■ **Given exercise**:
Print every record below exactly as written.
===
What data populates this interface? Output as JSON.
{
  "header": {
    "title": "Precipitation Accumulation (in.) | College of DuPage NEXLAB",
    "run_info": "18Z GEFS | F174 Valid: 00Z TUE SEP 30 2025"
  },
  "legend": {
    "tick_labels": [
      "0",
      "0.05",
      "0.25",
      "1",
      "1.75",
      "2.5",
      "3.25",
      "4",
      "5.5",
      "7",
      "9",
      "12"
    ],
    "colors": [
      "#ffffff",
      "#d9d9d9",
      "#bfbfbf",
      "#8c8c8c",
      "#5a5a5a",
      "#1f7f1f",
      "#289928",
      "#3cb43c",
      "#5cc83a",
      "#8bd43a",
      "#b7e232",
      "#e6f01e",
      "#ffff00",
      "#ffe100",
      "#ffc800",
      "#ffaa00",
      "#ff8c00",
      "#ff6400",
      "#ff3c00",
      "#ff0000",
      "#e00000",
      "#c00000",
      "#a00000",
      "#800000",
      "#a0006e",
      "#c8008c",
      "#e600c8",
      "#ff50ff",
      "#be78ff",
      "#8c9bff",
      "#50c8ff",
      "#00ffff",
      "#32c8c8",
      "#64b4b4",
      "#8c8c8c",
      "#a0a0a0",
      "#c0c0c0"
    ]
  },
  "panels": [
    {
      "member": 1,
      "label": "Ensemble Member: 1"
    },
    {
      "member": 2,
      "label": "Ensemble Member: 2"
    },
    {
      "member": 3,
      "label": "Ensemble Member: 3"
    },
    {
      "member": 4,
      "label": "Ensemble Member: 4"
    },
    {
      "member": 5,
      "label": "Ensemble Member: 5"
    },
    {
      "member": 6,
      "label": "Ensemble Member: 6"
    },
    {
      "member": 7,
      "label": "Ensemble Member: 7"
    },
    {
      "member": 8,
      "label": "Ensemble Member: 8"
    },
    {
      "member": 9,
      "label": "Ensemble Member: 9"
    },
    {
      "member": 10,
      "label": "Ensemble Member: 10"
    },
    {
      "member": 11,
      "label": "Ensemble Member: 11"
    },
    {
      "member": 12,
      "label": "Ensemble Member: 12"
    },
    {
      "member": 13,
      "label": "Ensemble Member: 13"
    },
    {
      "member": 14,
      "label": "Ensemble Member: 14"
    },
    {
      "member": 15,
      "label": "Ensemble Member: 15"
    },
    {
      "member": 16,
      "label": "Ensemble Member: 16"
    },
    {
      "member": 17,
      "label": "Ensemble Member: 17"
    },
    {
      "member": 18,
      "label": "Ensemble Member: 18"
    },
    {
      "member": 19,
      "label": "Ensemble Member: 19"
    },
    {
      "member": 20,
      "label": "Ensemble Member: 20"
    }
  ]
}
===
■ **Written reply**:
What data populates this interface? Output as JSON.
{
  "header": {
    "title": "Precipitation Accumulation (in.) | College of DuPage NEXLAB",
    "run_info": "18Z GEFS | F174 Valid: 00Z TUE SEP 30 2025"
  },
  "legend": {
    "tick_labels": [
      "0",
      "0.05",
      "0.25",
      "1",
      "1.75",
      "2.5",
      "3.25",
      "4",
      "5.5",
      "7",
      "9",
      "12"
    ],
    "colors": [
      "#ffffff",
      "#d9d9d9",
      "#bfbfbf",
      "#8c8c8c",
      "#5a5a5a",
      "#1f7f1f",
      "#289928",
      "#3cb43c",
      "#5cc83a",
      "#8bd43a",
      "#b7e232",
      "#e6f01e",
      "#ffff00",
      "#ffe100",
      "#ffc800",
      "#ffaa00",
      "#ff8c00",
      "#ff6400",
      "#ff3c00",
      "#ff0000",
      "#e00000",
      "#c00000",
      "#a00000",
      "#800000",
      "#a0006e",
      "#c8008c",
      "#e600c8",
      "#ff50ff",
      "#be78ff",
      "#8c9bff",
      "#50c8ff",
      "#00ffff",
      "#32c8c8",
      "#64b4b4",
      "#8c8c8c",
      "#a0a0a0",
      "#c0c0c0"
    ]
  },
  "panels": [
    {
      "member": 1,
      "label": "Ensemble Member: 1"
    },
    {
      "member": 2,
      "label": "Ensemble Member: 2"
    },
    {
      "member": 3,
      "label": "Ensemble Member: 3"
    },
    {
      "member": 4,
      "label": "Ensemble Member: 4"
    },
    {
      "member": 5,
      "label": "Ensemble Member: 5"
    },
    {
      "member": 6,
      "label": "Ensemble Member: 6"
    },
    {
      "member": 7,
      "label": "Ensemble Member: 7"
    },
    {
      "member": 8,
      "label": "Ensemble Member: 8"
    },
    {
      "member": 9,
      "label": "Ensemble Member: 9"
    },
    {
      "member": 10,
      "label": "Ensemble Member: 10"
    },
    {
      "member": 11,
      "label": "Ensemble Member: 11"
    },
    {
      "member": 12,
      "label": "Ensemble Member: 12"
    },
    {
      "member": 13,
      "label": "Ensemble Member: 13"
    },
    {
      "member": 14,
      "label": "Ensemble Member: 14"
    },
    {
      "member": 15,
      "label": "Ensemble Member: 15"
    },
    {
      "member": 16,
      "label": "Ensemble Member: 16"
    },
    {
      "member": 17,
      "label": "Ensemble Member: 17"
    },
    {
      "member": 18,
      "label": "Ensemble Member: 18"
    },
    {
      "member": 19,
      "label": "Ensemble Member: 19"
    },
    {
      "member": 20,
      "label": "Ensemble Member: 20"
    }
  ]
}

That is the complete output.